_Task directions_:
State how many lines contain the string "JSON", and write nothing else.

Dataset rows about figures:
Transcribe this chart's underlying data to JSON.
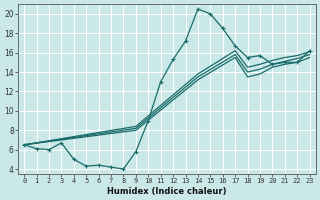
{
  "xlabel": "Humidex (Indice chaleur)",
  "bg_color": "#cbe8e8",
  "grid_color": "#b8d8d8",
  "line_color": "#1a6b6b",
  "xlim": [
    -0.5,
    23.5
  ],
  "ylim": [
    3.5,
    21
  ],
  "yticks": [
    4,
    6,
    8,
    10,
    12,
    14,
    16,
    18,
    20
  ],
  "xticks": [
    0,
    1,
    2,
    3,
    4,
    5,
    6,
    7,
    8,
    9,
    10,
    11,
    12,
    13,
    14,
    15,
    16,
    17,
    18,
    19,
    20,
    21,
    22,
    23
  ],
  "series_main": {
    "x": [
      0,
      1,
      2,
      3,
      4,
      5,
      6,
      7,
      8,
      9,
      10,
      11,
      12,
      13,
      14,
      15,
      16,
      17,
      18,
      19,
      20,
      21,
      22,
      23
    ],
    "y": [
      6.5,
      6.1,
      6.0,
      6.7,
      5.0,
      4.3,
      4.4,
      4.2,
      4.0,
      5.8,
      9.0,
      13.0,
      15.3,
      17.2,
      20.5,
      20.0,
      18.5,
      16.7,
      15.5,
      15.7,
      14.8,
      15.0,
      15.0,
      16.2
    ]
  },
  "series_lines": [
    {
      "x": [
        0,
        9,
        14,
        17,
        18,
        19,
        20,
        21,
        22,
        23
      ],
      "y": [
        6.5,
        8.0,
        13.2,
        15.5,
        13.5,
        13.8,
        14.5,
        14.8,
        15.0,
        15.5
      ]
    },
    {
      "x": [
        0,
        9,
        14,
        17,
        18,
        19,
        20,
        21,
        22,
        23
      ],
      "y": [
        6.5,
        8.2,
        13.5,
        15.8,
        14.0,
        14.3,
        14.8,
        15.1,
        15.4,
        15.8
      ]
    },
    {
      "x": [
        0,
        9,
        14,
        17,
        18,
        19,
        20,
        21,
        22,
        23
      ],
      "y": [
        6.5,
        8.4,
        13.8,
        16.2,
        14.5,
        14.8,
        15.2,
        15.5,
        15.7,
        16.1
      ]
    }
  ]
}
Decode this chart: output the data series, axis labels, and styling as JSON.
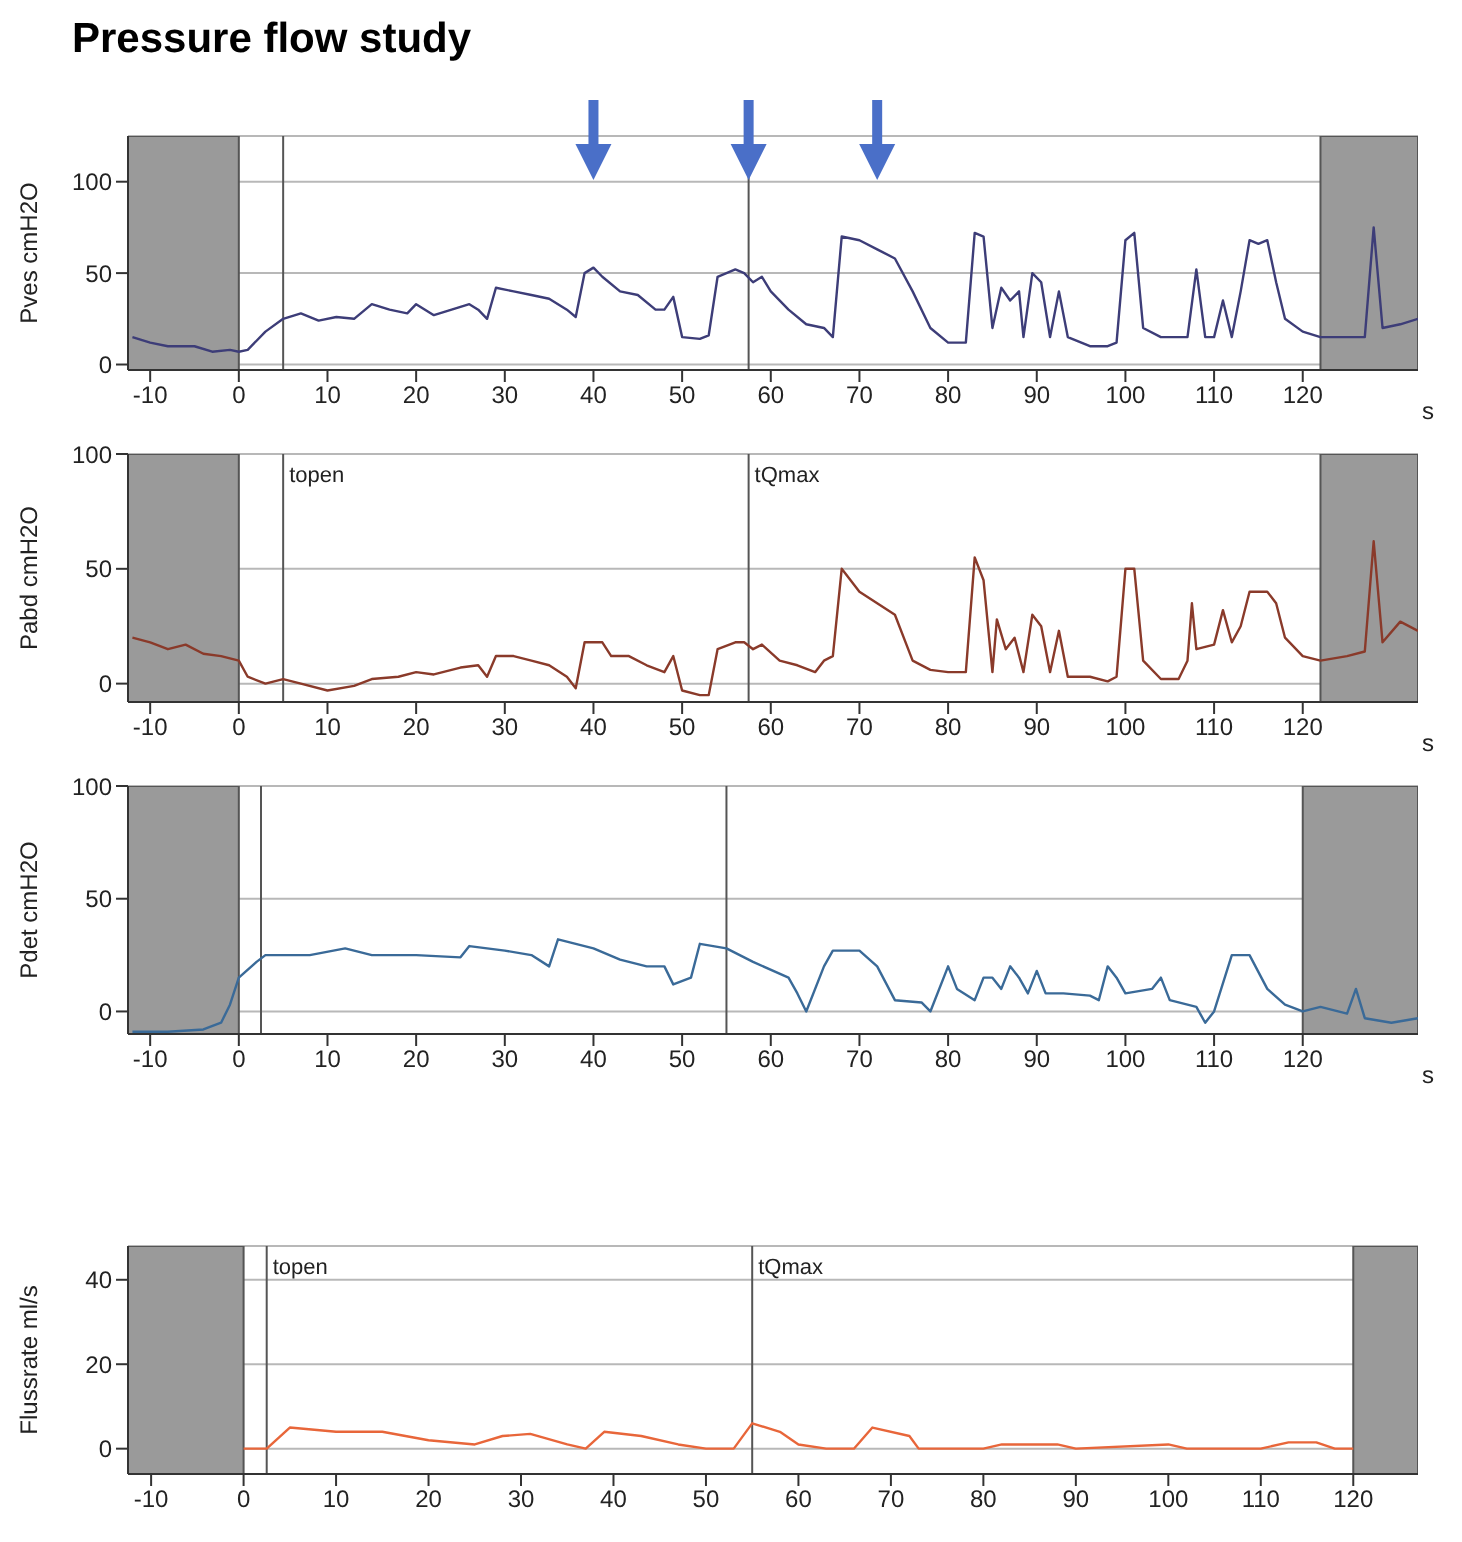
{
  "chart_data": [
    {
      "type": "line",
      "title": "Pressure flow study",
      "ylabel": "Pves cmH2O",
      "xlabel": "s",
      "xlim": [
        -12.5,
        133
      ],
      "ylim": [
        -3,
        125
      ],
      "xticks": [
        -10,
        0,
        10,
        20,
        30,
        40,
        50,
        60,
        70,
        80,
        90,
        100,
        110,
        120
      ],
      "yticks": [
        0,
        50,
        100
      ],
      "grid": "y",
      "marker": "none",
      "bands": [
        {
          "axis": "x",
          "from": -12.5,
          "to": 0,
          "color": "#9a9a9a"
        },
        {
          "axis": "x",
          "from": 122,
          "to": 133,
          "color": "#9a9a9a"
        }
      ],
      "ref_lines": [
        {
          "axis": "x",
          "value": 5,
          "label": null
        },
        {
          "axis": "x",
          "value": 57.5,
          "label": null
        }
      ],
      "x": [
        -12,
        -10,
        -8,
        -5,
        -3,
        -1,
        0,
        1,
        3,
        5,
        7,
        9,
        11,
        13,
        15,
        17,
        19,
        20,
        22,
        24,
        26,
        27,
        28,
        29,
        31,
        33,
        35,
        37,
        38,
        39,
        40,
        41,
        43,
        45,
        47,
        48,
        49,
        50,
        52,
        53,
        54,
        56,
        57,
        58,
        59,
        60,
        62,
        64,
        66,
        67,
        68,
        70,
        72,
        74,
        76,
        78,
        80,
        82,
        83,
        84,
        85,
        86,
        87,
        88,
        88.5,
        89.5,
        90.5,
        91.5,
        92.5,
        93.5,
        96,
        98,
        99,
        100,
        101,
        102,
        104,
        107,
        108,
        109,
        110,
        111,
        112,
        113,
        114,
        115,
        116,
        117,
        118,
        120,
        122,
        125,
        127,
        128,
        129,
        131,
        133
      ],
      "series": [
        {
          "color": "#3d3d78",
          "values": [
            15,
            12,
            10,
            10,
            7,
            8,
            7,
            8,
            18,
            25,
            28,
            24,
            26,
            25,
            33,
            30,
            28,
            33,
            27,
            30,
            33,
            30,
            25,
            42,
            40,
            38,
            36,
            30,
            26,
            50,
            53,
            48,
            40,
            38,
            30,
            30,
            37,
            15,
            14,
            16,
            48,
            52,
            50,
            45,
            48,
            40,
            30,
            22,
            20,
            15,
            70,
            68,
            63,
            58,
            40,
            20,
            12,
            12,
            72,
            70,
            20,
            42,
            35,
            40,
            15,
            50,
            45,
            15,
            40,
            15,
            10,
            10,
            12,
            68,
            72,
            20,
            15,
            15,
            52,
            15,
            15,
            35,
            15,
            40,
            68,
            66,
            68,
            45,
            25,
            18,
            15,
            15,
            15,
            75,
            20,
            22,
            25
          ]
        }
      ]
    },
    {
      "type": "line",
      "ylabel": "Pabd cmH2O",
      "xlabel": "s",
      "xlim": [
        -12.5,
        133
      ],
      "ylim": [
        -8,
        100
      ],
      "xticks": [
        -10,
        0,
        10,
        20,
        30,
        40,
        50,
        60,
        70,
        80,
        90,
        100,
        110,
        120
      ],
      "yticks": [
        0,
        50,
        100
      ],
      "grid": "y",
      "marker": "none",
      "bands": [
        {
          "axis": "x",
          "from": -12.5,
          "to": 0,
          "color": "#9a9a9a"
        },
        {
          "axis": "x",
          "from": 122,
          "to": 133,
          "color": "#9a9a9a"
        }
      ],
      "ref_lines": [
        {
          "axis": "x",
          "value": 5,
          "label": "topen"
        },
        {
          "axis": "x",
          "value": 57.5,
          "label": "tQmax"
        }
      ],
      "x": [
        -12,
        -10,
        -8,
        -6,
        -4,
        -2,
        0,
        1,
        3,
        5,
        7,
        10,
        13,
        15,
        18,
        20,
        22,
        25,
        27,
        28,
        29,
        31,
        33,
        35,
        37,
        38,
        39,
        41,
        42,
        44,
        46,
        48,
        49,
        50,
        52,
        53,
        54,
        56,
        57,
        58,
        59,
        61,
        63,
        65,
        66,
        67,
        68,
        70,
        72,
        74,
        76,
        78,
        80,
        82,
        83,
        84,
        85,
        85.5,
        86.5,
        87.5,
        88.5,
        89.5,
        90.5,
        91.5,
        92.5,
        93.5,
        96,
        98,
        99,
        100,
        101,
        102,
        104,
        106,
        107,
        107.5,
        108,
        110,
        111,
        112,
        113,
        114,
        116,
        117,
        118,
        120,
        122,
        125,
        127,
        128,
        129,
        131,
        133
      ],
      "series": [
        {
          "color": "#8a3a2a",
          "values": [
            20,
            18,
            15,
            17,
            13,
            12,
            10,
            3,
            0,
            2,
            0,
            -3,
            -1,
            2,
            3,
            5,
            4,
            7,
            8,
            3,
            12,
            12,
            10,
            8,
            3,
            -2,
            18,
            18,
            12,
            12,
            8,
            5,
            12,
            -3,
            -5,
            -5,
            15,
            18,
            18,
            15,
            17,
            10,
            8,
            5,
            10,
            12,
            50,
            40,
            35,
            30,
            10,
            6,
            5,
            5,
            55,
            45,
            5,
            28,
            15,
            20,
            5,
            30,
            25,
            5,
            23,
            3,
            3,
            1,
            3,
            50,
            50,
            10,
            2,
            2,
            10,
            35,
            15,
            17,
            32,
            18,
            25,
            40,
            40,
            35,
            20,
            12,
            10,
            12,
            14,
            62,
            18,
            27,
            23
          ]
        }
      ]
    },
    {
      "type": "line",
      "ylabel": "Pdet cmH2O",
      "xlabel": "s",
      "xlim": [
        -12.5,
        133
      ],
      "ylim": [
        -10,
        100
      ],
      "xticks": [
        -10,
        0,
        10,
        20,
        30,
        40,
        50,
        60,
        70,
        80,
        90,
        100,
        110,
        120
      ],
      "yticks": [
        0,
        50,
        100
      ],
      "grid": "y",
      "marker": "none",
      "bands": [
        {
          "axis": "x",
          "from": -12.5,
          "to": 0,
          "color": "#9a9a9a"
        },
        {
          "axis": "x",
          "from": 120,
          "to": 133,
          "color": "#9a9a9a"
        }
      ],
      "ref_lines": [
        {
          "axis": "x",
          "value": 2.5,
          "label": null
        },
        {
          "axis": "x",
          "value": 55,
          "label": null
        }
      ],
      "x": [
        -12,
        -8,
        -4,
        -2,
        -1,
        0,
        2,
        3,
        8,
        12,
        15,
        20,
        25,
        26,
        30,
        33,
        35,
        36,
        40,
        43,
        46,
        48,
        49,
        51,
        52,
        55,
        58,
        62,
        63,
        64,
        66,
        67,
        70,
        72,
        74,
        77,
        78,
        80,
        81,
        83,
        84,
        85,
        86,
        87,
        88,
        89,
        90,
        91,
        93,
        96,
        97,
        98,
        99,
        100,
        103,
        104,
        105,
        108,
        109,
        110,
        112,
        114,
        116,
        118,
        120,
        122,
        125,
        126,
        127,
        130,
        133
      ],
      "series": [
        {
          "color": "#3a6a98",
          "values": [
            -9,
            -9,
            -8,
            -5,
            3,
            15,
            22,
            25,
            25,
            28,
            25,
            25,
            24,
            29,
            27,
            25,
            20,
            32,
            28,
            23,
            20,
            20,
            12,
            15,
            30,
            28,
            22,
            15,
            8,
            0,
            20,
            27,
            27,
            20,
            5,
            4,
            0,
            20,
            10,
            5,
            15,
            15,
            10,
            20,
            15,
            8,
            18,
            8,
            8,
            7,
            5,
            20,
            15,
            8,
            10,
            15,
            5,
            2,
            -5,
            0,
            25,
            25,
            10,
            3,
            0,
            2,
            -1,
            10,
            -3,
            -5,
            -3
          ]
        }
      ]
    },
    {
      "type": "line",
      "ylabel": "Flussrate ml/s",
      "xlim": [
        -12.5,
        127
      ],
      "ylim": [
        -6,
        48
      ],
      "xticks": [
        -10,
        0,
        10,
        20,
        30,
        40,
        50,
        60,
        70,
        80,
        90,
        100,
        110,
        120
      ],
      "yticks": [
        0,
        20,
        40
      ],
      "grid": "y",
      "marker": "none",
      "bands": [
        {
          "axis": "x",
          "from": -12.5,
          "to": 0,
          "color": "#9a9a9a"
        },
        {
          "axis": "x",
          "from": 120,
          "to": 127,
          "color": "#9a9a9a"
        }
      ],
      "ref_lines": [
        {
          "axis": "x",
          "value": 2.5,
          "label": "topen"
        },
        {
          "axis": "x",
          "value": 55,
          "label": "tQmax"
        }
      ],
      "x": [
        0,
        2.5,
        5,
        10,
        15,
        20,
        25,
        28,
        31,
        35,
        37,
        39,
        43,
        47,
        50,
        53,
        55,
        58,
        60,
        63,
        66,
        68,
        72,
        73,
        80,
        82,
        88,
        90,
        100,
        102,
        110,
        113,
        116,
        118,
        120
      ],
      "series": [
        {
          "color": "#e8663a",
          "values": [
            0,
            0,
            5,
            4,
            4,
            2,
            1,
            3,
            3.5,
            1,
            0,
            4,
            3,
            1,
            0,
            0,
            6,
            4,
            1,
            0,
            0,
            5,
            3,
            0,
            0,
            1,
            1,
            0,
            1,
            0,
            0,
            1.5,
            1.5,
            0,
            0
          ]
        }
      ]
    }
  ]
}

_Response_:
2